-- START EXTRACTED RECORDS --

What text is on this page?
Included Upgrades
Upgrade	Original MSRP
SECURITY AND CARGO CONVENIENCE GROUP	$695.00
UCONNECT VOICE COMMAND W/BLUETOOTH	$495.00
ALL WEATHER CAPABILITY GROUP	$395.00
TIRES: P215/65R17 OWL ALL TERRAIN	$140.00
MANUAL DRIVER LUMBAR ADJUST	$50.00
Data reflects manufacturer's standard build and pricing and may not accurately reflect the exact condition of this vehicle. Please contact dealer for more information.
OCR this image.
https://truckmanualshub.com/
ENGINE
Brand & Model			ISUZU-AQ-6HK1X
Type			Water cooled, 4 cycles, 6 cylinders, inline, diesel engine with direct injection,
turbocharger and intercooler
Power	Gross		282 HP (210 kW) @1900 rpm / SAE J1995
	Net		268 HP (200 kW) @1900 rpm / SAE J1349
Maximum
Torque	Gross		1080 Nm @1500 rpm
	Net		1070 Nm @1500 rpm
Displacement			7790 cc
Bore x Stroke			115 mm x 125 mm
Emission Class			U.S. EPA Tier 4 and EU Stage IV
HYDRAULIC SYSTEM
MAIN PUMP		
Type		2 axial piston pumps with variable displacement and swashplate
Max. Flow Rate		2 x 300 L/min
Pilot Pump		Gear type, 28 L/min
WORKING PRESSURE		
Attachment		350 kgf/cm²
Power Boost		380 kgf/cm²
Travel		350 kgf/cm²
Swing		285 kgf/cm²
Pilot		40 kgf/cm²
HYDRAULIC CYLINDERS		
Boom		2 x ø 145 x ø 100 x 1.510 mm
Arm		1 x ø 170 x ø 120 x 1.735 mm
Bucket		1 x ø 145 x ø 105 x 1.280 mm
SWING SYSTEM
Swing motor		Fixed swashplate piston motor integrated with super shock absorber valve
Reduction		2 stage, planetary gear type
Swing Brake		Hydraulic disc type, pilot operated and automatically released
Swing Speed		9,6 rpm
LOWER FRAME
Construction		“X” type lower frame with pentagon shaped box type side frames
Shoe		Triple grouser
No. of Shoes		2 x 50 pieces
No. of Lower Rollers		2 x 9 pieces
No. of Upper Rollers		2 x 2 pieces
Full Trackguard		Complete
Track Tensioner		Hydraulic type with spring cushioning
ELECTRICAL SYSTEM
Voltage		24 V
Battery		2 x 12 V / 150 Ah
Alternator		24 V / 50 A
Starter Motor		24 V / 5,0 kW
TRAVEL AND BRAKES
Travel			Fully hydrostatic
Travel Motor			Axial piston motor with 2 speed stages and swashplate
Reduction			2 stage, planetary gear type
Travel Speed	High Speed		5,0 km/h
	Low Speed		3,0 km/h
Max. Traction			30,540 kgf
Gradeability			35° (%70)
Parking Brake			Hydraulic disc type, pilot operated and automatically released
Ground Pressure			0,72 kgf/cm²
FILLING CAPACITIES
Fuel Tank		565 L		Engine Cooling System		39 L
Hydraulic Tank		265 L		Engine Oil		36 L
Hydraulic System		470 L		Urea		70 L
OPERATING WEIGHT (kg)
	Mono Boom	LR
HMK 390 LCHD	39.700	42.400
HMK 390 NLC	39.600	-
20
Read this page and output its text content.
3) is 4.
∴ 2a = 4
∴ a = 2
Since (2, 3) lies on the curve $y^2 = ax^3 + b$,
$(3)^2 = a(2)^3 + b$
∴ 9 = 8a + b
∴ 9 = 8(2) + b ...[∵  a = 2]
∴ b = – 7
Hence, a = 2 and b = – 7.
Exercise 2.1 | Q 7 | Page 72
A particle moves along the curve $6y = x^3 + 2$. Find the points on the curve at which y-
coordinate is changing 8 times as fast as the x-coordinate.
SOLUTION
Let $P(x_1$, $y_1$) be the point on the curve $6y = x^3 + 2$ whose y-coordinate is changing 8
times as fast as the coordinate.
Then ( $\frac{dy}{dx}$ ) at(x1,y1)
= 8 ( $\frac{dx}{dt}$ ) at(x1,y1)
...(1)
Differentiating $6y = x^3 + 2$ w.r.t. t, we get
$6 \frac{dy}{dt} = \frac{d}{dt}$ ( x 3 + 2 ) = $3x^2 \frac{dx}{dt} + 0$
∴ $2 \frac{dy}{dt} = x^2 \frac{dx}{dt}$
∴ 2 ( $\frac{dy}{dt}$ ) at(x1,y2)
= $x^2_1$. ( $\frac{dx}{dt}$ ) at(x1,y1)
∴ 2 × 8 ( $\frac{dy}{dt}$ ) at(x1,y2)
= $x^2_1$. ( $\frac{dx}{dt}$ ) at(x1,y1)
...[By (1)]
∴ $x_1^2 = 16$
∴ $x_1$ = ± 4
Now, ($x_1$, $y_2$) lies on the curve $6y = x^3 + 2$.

-- END EXTRACTED RECORDS --

BRIEF:
Copy out each line above, character for character.

COMPLETE OUTPUT:
What text is on this page?
Included Upgrades
Upgrade	Original MSRP
SECURITY AND CARGO CONVENIENCE GROUP	$695.00
UCONNECT VOICE COMMAND W/BLUETOOTH	$495.00
ALL WEATHER CAPABILITY GROUP	$395.00
TIRES: P215/65R17 OWL ALL TERRAIN	$140.00
MANUAL DRIVER LUMBAR ADJUST	$50.00
Data reflects manufacturer's standard build and pricing and may not accurately reflect the exact condition of this vehicle. Please contact dealer for more information.
OCR this image.
https://truckmanualshub.com/
ENGINE
Brand & Model			ISUZU-AQ-6HK1X
Type			Water cooled, 4 cycles, 6 cylinders, inline, diesel engine with direct injection,
turbocharger and intercooler
Power	Gross		282 HP (210 kW) @1900 rpm / SAE J1995
	Net		268 HP (200 kW) @1900 rpm / SAE J1349
Maximum
Torque	Gross		1080 Nm @1500 rpm
	Net		1070 Nm @1500 rpm
Displacement			7790 cc
Bore x Stroke			115 mm x 125 mm
Emission Class			U.S. EPA Tier 4 and EU Stage IV
HYDRAULIC SYSTEM
MAIN PUMP		
Type		2 axial piston pumps with variable displacement and swashplate
Max. Flow Rate		2 x 300 L/min
Pilot Pump		Gear type, 28 L/min
WORKING PRESSURE		
Attachment		350 kgf/cm²
Power Boost		380 kgf/cm²
Travel		350 kgf/cm²
Swing		285 kgf/cm²
Pilot		40 kgf/cm²
HYDRAULIC CYLINDERS		
Boom		2 x ø 145 x ø 100 x 1.510 mm
Arm		1 x ø 170 x ø 120 x 1.735 mm
Bucket		1 x ø 145 x ø 105 x 1.280 mm
SWING SYSTEM
Swing motor		Fixed swashplate piston motor integrated with super shock absorber valve
Reduction		2 stage, planetary gear type
Swing Brake		Hydraulic disc type, pilot operated and automatically released
Swing Speed		9,6 rpm
LOWER FRAME
Construction		“X” type lower frame with pentagon shaped box type side frames
Shoe		Triple grouser
No. of Shoes		2 x 50 pieces
No. of Lower Rollers		2 x 9 pieces
No. of Upper Rollers		2 x 2 pieces
Full Trackguard		Complete
Track Tensioner		Hydraulic type with spring cushioning
ELECTRICAL SYSTEM
Voltage		24 V
Battery		2 x 12 V / 150 Ah
Alternator		24 V / 50 A
Starter Motor		24 V / 5,0 kW
TRAVEL AND BRAKES
Travel			Fully hydrostatic
Travel Motor			Axial piston motor with 2 speed stages and swashplate
Reduction			2 stage, planetary gear type
Travel Speed	High Speed		5,0 km/h
	Low Speed		3,0 km/h
Max. Traction			30,540 kgf
Gradeability			35° (%70)
Parking Brake			Hydraulic disc type, pilot operated and automatically released
Ground Pressure			0,72 kgf/cm²
FILLING CAPACITIES
Fuel Tank		565 L		Engine Cooling System		39 L
Hydraulic Tank		265 L		Engine Oil		36 L
Hydraulic System		470 L		Urea		70 L
OPERATING WEIGHT (kg)
	Mono Boom	LR
HMK 390 LCHD	39.700	42.400
HMK 390 NLC	39.600	-
20
Read this page and output its text content.
3) is 4.
∴ 2a = 4
∴ a = 2
Since (2, 3) lies on the curve $y^2 = ax^3 + b$,
$(3)^2 = a(2)^3 + b$
∴ 9 = 8a + b
∴ 9 = 8(2) + b ...[∵  a = 2]
∴ b = – 7
Hence, a = 2 and b = – 7.
Exercise 2.1 | Q 7 | Page 72
A particle moves along the curve $6y = x^3 + 2$. Find the points on the curve at which y-
coordinate is changing 8 times as fast as the x-coordinate.
SOLUTION
Let $P(x_1$, $y_1$) be the point on the curve $6y = x^3 + 2$ whose y-coordinate is changing 8
times as fast as the coordinate.
Then ( $\frac{dy}{dx}$ ) at(x1,y1)
= 8 ( $\frac{dx}{dt}$ ) at(x1,y1)
...(1)
Differentiating $6y = x^3 + 2$ w.r.t. t, we get
$6 \frac{dy}{dt} = \frac{d}{dt}$ ( x 3 + 2 ) = $3x^2 \frac{dx}{dt} + 0$
∴ $2 \frac{dy}{dt} = x^2 \frac{dx}{dt}$
∴ 2 ( $\frac{dy}{dt}$ ) at(x1,y2)
= $x^2_1$. ( $\frac{dx}{dt}$ ) at(x1,y1)
∴ 2 × 8 ( $\frac{dy}{dt}$ ) at(x1,y2)
= $x^2_1$. ( $\frac{dx}{dt}$ ) at(x1,y1)
...[By (1)]
∴ $x_1^2 = 16$
∴ $x_1$ = ± 4
Now, ($x_1$, $y_2$) lies on the curve $6y = x^3 + 2$.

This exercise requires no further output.